↓↓↓

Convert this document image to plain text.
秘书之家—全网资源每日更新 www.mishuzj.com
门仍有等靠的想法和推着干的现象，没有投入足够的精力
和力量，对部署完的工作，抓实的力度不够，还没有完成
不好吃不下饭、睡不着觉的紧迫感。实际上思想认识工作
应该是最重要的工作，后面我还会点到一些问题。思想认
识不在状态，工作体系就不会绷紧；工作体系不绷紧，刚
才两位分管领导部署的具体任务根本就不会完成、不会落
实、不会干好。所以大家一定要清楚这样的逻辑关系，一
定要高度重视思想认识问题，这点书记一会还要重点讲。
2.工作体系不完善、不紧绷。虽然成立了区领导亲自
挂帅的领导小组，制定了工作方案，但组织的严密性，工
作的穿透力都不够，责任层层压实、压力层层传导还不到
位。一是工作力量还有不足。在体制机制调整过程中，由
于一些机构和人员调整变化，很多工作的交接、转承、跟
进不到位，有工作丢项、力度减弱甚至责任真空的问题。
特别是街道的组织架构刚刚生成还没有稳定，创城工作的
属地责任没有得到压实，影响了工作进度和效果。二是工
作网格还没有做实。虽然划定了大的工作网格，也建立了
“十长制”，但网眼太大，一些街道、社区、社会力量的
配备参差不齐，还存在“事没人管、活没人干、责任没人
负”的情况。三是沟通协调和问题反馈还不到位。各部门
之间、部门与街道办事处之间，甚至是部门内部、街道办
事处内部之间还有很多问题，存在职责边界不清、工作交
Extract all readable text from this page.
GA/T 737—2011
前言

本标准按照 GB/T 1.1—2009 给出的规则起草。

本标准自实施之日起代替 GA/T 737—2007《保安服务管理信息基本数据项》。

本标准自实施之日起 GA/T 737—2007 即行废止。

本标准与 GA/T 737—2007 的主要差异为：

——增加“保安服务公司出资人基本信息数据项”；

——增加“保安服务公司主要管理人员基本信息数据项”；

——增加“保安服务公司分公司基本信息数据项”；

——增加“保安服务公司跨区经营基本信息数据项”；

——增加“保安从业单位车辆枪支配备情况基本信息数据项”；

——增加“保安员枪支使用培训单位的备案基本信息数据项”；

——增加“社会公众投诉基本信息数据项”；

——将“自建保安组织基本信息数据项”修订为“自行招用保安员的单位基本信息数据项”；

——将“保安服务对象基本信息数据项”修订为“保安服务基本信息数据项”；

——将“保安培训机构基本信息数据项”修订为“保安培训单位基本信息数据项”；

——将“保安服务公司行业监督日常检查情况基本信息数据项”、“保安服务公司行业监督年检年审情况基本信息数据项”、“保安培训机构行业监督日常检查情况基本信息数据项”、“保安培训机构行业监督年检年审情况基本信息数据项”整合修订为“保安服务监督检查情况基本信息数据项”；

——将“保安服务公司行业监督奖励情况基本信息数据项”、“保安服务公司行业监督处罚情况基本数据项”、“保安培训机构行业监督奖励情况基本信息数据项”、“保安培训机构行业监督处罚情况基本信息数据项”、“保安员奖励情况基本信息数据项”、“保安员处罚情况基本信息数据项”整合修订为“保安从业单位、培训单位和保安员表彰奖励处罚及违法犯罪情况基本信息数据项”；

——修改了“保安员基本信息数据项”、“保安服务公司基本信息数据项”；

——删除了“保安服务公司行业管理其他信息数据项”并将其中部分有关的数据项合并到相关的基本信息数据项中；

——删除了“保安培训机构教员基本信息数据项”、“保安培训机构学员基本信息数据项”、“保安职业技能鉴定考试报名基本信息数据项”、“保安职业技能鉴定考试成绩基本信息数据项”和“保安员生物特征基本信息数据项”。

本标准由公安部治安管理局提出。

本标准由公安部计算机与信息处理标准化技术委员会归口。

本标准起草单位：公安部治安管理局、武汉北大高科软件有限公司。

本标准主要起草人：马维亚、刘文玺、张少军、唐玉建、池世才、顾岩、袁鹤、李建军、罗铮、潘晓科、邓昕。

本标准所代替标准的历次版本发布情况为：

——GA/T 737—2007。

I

↑↑↑

> Job
Word for word, extract all the records.

> Correct response
Convert this document image to plain text.
秘书之家—全网资源每日更新 www.mishuzj.com
门仍有等靠的想法和推着干的现象，没有投入足够的精力
和力量，对部署完的工作，抓实的力度不够，还没有完成
不好吃不下饭、睡不着觉的紧迫感。实际上思想认识工作
应该是最重要的工作，后面我还会点到一些问题。思想认
识不在状态，工作体系就不会绷紧；工作体系不绷紧，刚
才两位分管领导部署的具体任务根本就不会完成、不会落
实、不会干好。所以大家一定要清楚这样的逻辑关系，一
定要高度重视思想认识问题，这点书记一会还要重点讲。
2.工作体系不完善、不紧绷。虽然成立了区领导亲自
挂帅的领导小组，制定了工作方案，但组织的严密性，工
作的穿透力都不够，责任层层压实、压力层层传导还不到
位。一是工作力量还有不足。在体制机制调整过程中，由
于一些机构和人员调整变化，很多工作的交接、转承、跟
进不到位，有工作丢项、力度减弱甚至责任真空的问题。
特别是街道的组织架构刚刚生成还没有稳定，创城工作的
属地责任没有得到压实，影响了工作进度和效果。二是工
作网格还没有做实。虽然划定了大的工作网格，也建立了
“十长制”，但网眼太大，一些街道、社区、社会力量的
配备参差不齐，还存在“事没人管、活没人干、责任没人
负”的情况。三是沟通协调和问题反馈还不到位。各部门
之间、部门与街道办事处之间，甚至是部门内部、街道办
事处内部之间还有很多问题，存在职责边界不清、工作交
Extract all readable text from this page.
GA/T 737—2011
前言

本标准按照 GB/T 1.1—2009 给出的规则起草。

本标准自实施之日起代替 GA/T 737—2007《保安服务管理信息基本数据项》。

本标准自实施之日起 GA/T 737—2007 即行废止。

本标准与 GA/T 737—2007 的主要差异为：

——增加“保安服务公司出资人基本信息数据项”；

——增加“保安服务公司主要管理人员基本信息数据项”；

——增加“保安服务公司分公司基本信息数据项”；

——增加“保安服务公司跨区经营基本信息数据项”；

——增加“保安从业单位车辆枪支配备情况基本信息数据项”；

——增加“保安员枪支使用培训单位的备案基本信息数据项”；

——增加“社会公众投诉基本信息数据项”；

——将“自建保安组织基本信息数据项”修订为“自行招用保安员的单位基本信息数据项”；

——将“保安服务对象基本信息数据项”修订为“保安服务基本信息数据项”；

——将“保安培训机构基本信息数据项”修订为“保安培训单位基本信息数据项”；

——将“保安服务公司行业监督日常检查情况基本信息数据项”、“保安服务公司行业监督年检年审情况基本信息数据项”、“保安培训机构行业监督日常检查情况基本信息数据项”、“保安培训机构行业监督年检年审情况基本信息数据项”整合修订为“保安服务监督检查情况基本信息数据项”；

——将“保安服务公司行业监督奖励情况基本信息数据项”、“保安服务公司行业监督处罚情况基本数据项”、“保安培训机构行业监督奖励情况基本信息数据项”、“保安培训机构行业监督处罚情况基本信息数据项”、“保安员奖励情况基本信息数据项”、“保安员处罚情况基本信息数据项”整合修订为“保安从业单位、培训单位和保安员表彰奖励处罚及违法犯罪情况基本信息数据项”；

——修改了“保安员基本信息数据项”、“保安服务公司基本信息数据项”；

——删除了“保安服务公司行业管理其他信息数据项”并将其中部分有关的数据项合并到相关的基本信息数据项中；

——删除了“保安培训机构教员基本信息数据项”、“保安培训机构学员基本信息数据项”、“保安职业技能鉴定考试报名基本信息数据项”、“保安职业技能鉴定考试成绩基本信息数据项”和“保安员生物特征基本信息数据项”。

本标准由公安部治安管理局提出。

本标准由公安部计算机与信息处理标准化技术委员会归口。

本标准起草单位：公安部治安管理局、武汉北大高科软件有限公司。

本标准主要起草人：马维亚、刘文玺、张少军、唐玉建、池世才、顾岩、袁鹤、李建军、罗铮、潘晓科、邓昕。

本标准所代替标准的历次版本发布情况为：

——GA/T 737—2007。

I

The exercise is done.